Give the listing below again in full, exactly as written.

DATA PROVIDED:
►
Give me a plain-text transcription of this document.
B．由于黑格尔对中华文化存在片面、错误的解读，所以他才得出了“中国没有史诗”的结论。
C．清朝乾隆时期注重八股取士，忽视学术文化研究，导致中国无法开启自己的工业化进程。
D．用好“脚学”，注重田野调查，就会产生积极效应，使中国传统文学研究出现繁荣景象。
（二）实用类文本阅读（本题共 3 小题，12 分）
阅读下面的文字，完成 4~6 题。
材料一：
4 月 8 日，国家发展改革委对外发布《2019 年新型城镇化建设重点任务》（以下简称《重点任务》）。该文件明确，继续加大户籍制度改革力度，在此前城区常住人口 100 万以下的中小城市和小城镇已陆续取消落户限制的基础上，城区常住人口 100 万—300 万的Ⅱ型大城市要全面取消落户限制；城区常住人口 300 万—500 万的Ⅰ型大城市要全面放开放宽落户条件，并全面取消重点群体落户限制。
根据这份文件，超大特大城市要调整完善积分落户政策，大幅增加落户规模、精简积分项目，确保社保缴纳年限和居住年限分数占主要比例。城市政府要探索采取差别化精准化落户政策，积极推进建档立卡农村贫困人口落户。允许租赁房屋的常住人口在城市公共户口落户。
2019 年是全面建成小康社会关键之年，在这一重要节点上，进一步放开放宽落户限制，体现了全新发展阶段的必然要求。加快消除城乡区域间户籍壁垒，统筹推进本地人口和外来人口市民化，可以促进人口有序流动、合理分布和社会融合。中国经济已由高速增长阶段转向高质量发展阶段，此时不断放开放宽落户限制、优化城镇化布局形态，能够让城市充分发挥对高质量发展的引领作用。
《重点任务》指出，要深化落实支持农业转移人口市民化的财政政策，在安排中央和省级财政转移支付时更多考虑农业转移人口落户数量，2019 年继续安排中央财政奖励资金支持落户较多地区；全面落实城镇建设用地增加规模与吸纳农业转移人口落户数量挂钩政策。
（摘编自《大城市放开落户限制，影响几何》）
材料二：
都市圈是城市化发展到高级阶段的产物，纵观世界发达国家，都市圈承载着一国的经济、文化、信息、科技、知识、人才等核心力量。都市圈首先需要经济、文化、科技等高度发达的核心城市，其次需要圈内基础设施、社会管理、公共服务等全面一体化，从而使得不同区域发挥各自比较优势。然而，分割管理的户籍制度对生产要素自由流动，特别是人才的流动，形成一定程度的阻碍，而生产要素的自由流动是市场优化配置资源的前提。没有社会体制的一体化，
◄
CORRECT OUTPUT:
Give me a plain-text transcription of this document.
B．由于黑格尔对中华文化存在片面、错误的解读，所以他才得出了“中国没有史诗”的结论。
C．清朝乾隆时期注重八股取士，忽视学术文化研究，导致中国无法开启自己的工业化进程。
D．用好“脚学”，注重田野调查，就会产生积极效应，使中国传统文学研究出现繁荣景象。
（二）实用类文本阅读（本题共 3 小题，12 分）
阅读下面的文字，完成 4~6 题。
材料一：
4 月 8 日，国家发展改革委对外发布《2019 年新型城镇化建设重点任务》（以下简称《重点任务》）。该文件明确，继续加大户籍制度改革力度，在此前城区常住人口 100 万以下的中小城市和小城镇已陆续取消落户限制的基础上，城区常住人口 100 万—300 万的Ⅱ型大城市要全面取消落户限制；城区常住人口 300 万—500 万的Ⅰ型大城市要全面放开放宽落户条件，并全面取消重点群体落户限制。
根据这份文件，超大特大城市要调整完善积分落户政策，大幅增加落户规模、精简积分项目，确保社保缴纳年限和居住年限分数占主要比例。城市政府要探索采取差别化精准化落户政策，积极推进建档立卡农村贫困人口落户。允许租赁房屋的常住人口在城市公共户口落户。
2019 年是全面建成小康社会关键之年，在这一重要节点上，进一步放开放宽落户限制，体现了全新发展阶段的必然要求。加快消除城乡区域间户籍壁垒，统筹推进本地人口和外来人口市民化，可以促进人口有序流动、合理分布和社会融合。中国经济已由高速增长阶段转向高质量发展阶段，此时不断放开放宽落户限制、优化城镇化布局形态，能够让城市充分发挥对高质量发展的引领作用。
《重点任务》指出，要深化落实支持农业转移人口市民化的财政政策，在安排中央和省级财政转移支付时更多考虑农业转移人口落户数量，2019 年继续安排中央财政奖励资金支持落户较多地区；全面落实城镇建设用地增加规模与吸纳农业转移人口落户数量挂钩政策。
（摘编自《大城市放开落户限制，影响几何》）
材料二：
都市圈是城市化发展到高级阶段的产物，纵观世界发达国家，都市圈承载着一国的经济、文化、信息、科技、知识、人才等核心力量。都市圈首先需要经济、文化、科技等高度发达的核心城市，其次需要圈内基础设施、社会管理、公共服务等全面一体化，从而使得不同区域发挥各自比较优势。然而，分割管理的户籍制度对生产要素自由流动，特别是人才的流动，形成一定程度的阻碍，而生产要素的自由流动是市场优化配置资源的前提。没有社会体制的一体化，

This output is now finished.